> Выбранный текст:
----------------------------------------
Труд кинематографического монаха

Российская газета: "Подстрочник" стал своеобразным прорывом в документальном кино, телевизионным событием. Вдруг на экране востребованным оказался человек думающий, человек на уровне эпохи, а не на уровне шоу. В чем секрет "Подстрочника" в эпоху легких жанров?

Сергей Шумаков: Обобщать довольно сложно. Я могу лишь признаться, что до конца не понимаю феномен "Подстрочника" и реакцию публики. Не знаю, можно ли сделать что-то похожее, клонировать, поставить на поток. Для меня "Подстрочник" - это профессиональное и человеческое чудо, которое объяснить сложно. На экране человек - Лилианна Лунгина, - который не очень внятно артикулировано, артистично и пафосно говорит. Знаете, есть правило: на третьей минуте человек, который говорит по телевизору, каким бы он златоустом ни был, вызывает отторжение. Зритель начинает уставать, ему хочется чего-то другого. А тут странная загадка: человек с такой дикцией и интонацией завораживает, и оторваться от него невозможно.
----------------------------------------
> Задания:
a: Как бы вы в двух предложениях изложили суть интервью о «Подстрочнике»?
b: Как могло бы продолжиться интервью о «Подстрочнике» после последней реплики Шумакова? Напишите продолжение.
----------------------------------------
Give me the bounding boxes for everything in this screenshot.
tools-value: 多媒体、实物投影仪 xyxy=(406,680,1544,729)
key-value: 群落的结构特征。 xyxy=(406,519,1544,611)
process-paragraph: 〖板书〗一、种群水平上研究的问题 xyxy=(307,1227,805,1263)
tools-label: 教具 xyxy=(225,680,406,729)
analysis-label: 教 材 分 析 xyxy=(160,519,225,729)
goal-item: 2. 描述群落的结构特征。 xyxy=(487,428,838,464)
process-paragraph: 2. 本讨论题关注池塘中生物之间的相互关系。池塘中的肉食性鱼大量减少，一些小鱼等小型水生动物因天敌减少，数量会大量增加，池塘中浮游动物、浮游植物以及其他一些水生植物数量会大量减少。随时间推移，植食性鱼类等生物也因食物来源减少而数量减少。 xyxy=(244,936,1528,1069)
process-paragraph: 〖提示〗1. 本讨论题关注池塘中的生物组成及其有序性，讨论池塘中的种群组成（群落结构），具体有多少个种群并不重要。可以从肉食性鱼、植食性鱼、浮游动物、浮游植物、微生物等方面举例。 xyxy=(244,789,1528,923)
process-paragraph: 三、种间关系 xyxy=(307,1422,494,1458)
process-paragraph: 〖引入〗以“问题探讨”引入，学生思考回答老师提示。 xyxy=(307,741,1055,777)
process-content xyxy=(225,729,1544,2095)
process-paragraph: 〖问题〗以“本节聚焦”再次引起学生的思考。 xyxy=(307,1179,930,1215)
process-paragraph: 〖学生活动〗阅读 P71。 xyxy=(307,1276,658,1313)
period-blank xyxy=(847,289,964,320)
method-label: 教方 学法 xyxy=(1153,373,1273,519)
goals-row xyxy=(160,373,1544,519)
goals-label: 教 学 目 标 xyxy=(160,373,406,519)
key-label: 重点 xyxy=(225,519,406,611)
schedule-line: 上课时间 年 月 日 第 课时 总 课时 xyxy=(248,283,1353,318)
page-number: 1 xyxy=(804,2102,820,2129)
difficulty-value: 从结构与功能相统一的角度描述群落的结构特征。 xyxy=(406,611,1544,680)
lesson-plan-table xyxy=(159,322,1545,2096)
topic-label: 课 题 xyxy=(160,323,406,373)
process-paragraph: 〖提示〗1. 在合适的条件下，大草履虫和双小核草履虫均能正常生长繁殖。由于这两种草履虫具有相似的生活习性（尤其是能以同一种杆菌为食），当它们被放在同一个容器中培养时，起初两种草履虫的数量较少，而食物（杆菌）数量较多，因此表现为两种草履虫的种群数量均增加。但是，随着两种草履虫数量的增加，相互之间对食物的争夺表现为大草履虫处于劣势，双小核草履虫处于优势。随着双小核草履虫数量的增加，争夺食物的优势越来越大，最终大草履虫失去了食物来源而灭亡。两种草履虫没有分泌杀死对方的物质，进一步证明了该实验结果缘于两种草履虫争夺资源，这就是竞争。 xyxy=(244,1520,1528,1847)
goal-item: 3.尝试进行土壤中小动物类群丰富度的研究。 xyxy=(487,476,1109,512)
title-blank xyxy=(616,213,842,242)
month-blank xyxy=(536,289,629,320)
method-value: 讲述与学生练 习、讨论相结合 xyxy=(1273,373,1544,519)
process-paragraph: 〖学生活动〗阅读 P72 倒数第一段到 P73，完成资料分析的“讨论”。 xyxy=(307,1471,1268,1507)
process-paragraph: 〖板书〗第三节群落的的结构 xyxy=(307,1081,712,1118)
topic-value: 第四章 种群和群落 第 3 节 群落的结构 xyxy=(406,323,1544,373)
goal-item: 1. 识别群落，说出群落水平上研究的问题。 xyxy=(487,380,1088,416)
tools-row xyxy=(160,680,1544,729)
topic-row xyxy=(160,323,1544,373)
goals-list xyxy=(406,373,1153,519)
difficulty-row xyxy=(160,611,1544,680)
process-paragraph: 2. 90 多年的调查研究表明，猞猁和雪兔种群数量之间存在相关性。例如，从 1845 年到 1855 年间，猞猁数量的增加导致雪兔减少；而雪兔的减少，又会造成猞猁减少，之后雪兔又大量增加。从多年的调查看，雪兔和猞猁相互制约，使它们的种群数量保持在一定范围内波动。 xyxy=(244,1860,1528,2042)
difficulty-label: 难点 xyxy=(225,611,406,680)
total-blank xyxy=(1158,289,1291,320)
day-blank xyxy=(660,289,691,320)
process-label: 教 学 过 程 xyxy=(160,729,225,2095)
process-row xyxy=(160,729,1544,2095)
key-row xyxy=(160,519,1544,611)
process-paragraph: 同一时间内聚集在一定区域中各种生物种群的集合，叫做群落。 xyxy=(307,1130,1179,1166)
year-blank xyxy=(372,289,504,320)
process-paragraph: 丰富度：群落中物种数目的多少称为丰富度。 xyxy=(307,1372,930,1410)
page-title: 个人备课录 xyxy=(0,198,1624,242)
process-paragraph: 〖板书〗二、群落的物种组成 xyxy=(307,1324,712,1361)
----------------------------------------
> Результаты выполнения:
a: «Российская газета» называет «Подстрочник» прорывом в документальном кино и телевизионным событием и спрашивает Сергея Шумакова, в чем его секрет в эпоху легких жанров. Шумаков признается, что сам до конца не понимает этот феномен: по правилу говорящий на экране вызывает отторжение уже на третьей минуте, а Лилианна Лунгина с ее дикцией и интонацией завораживает, и оторваться от нее невозможно.

b:
РГ: Говорят, монолог Лунгиной записывался только три дня по несколько часов. Но фильм снимался при этом почти 10 лет…

Шумаков: Это авторская работа Олега Дормана, который совершил в известном смысле профессиональный подвиг, потому что мало кто сегодня может решиться столько лет сидеть и копаться в этих пленках, пытаться их выстроить в композицию. Он это сделал и, надо сказать, без всякого кокетства. Он - кинематографический монах. Даже не подвижник. А именно монах: встал, помолился… И поэтому он, кстати, не так контактен, как очень многие нынешние персонажи.

РГ: Сегодня многие молятся на Дормана, но сам он, излагая предысторию "Подстрочника", писал: "Телевизионный мир представляет собой крепость. Оказаться внутри можно только, если тебя позовут, никак иначе. Нет такого окошка, куда автор мог бы протянуть свой замысел. Чтобы узнать телефон того человека в телекомпании, который неохотно, неприветливо, но все же согласится полистать твои бумаги, чтобы потом через секретаря многократно напомнить о себе, и наконец получить ответ, требовались месяцы. Телеканалов, как вы знаете, очень немного. За год я как раз успевал обойти все".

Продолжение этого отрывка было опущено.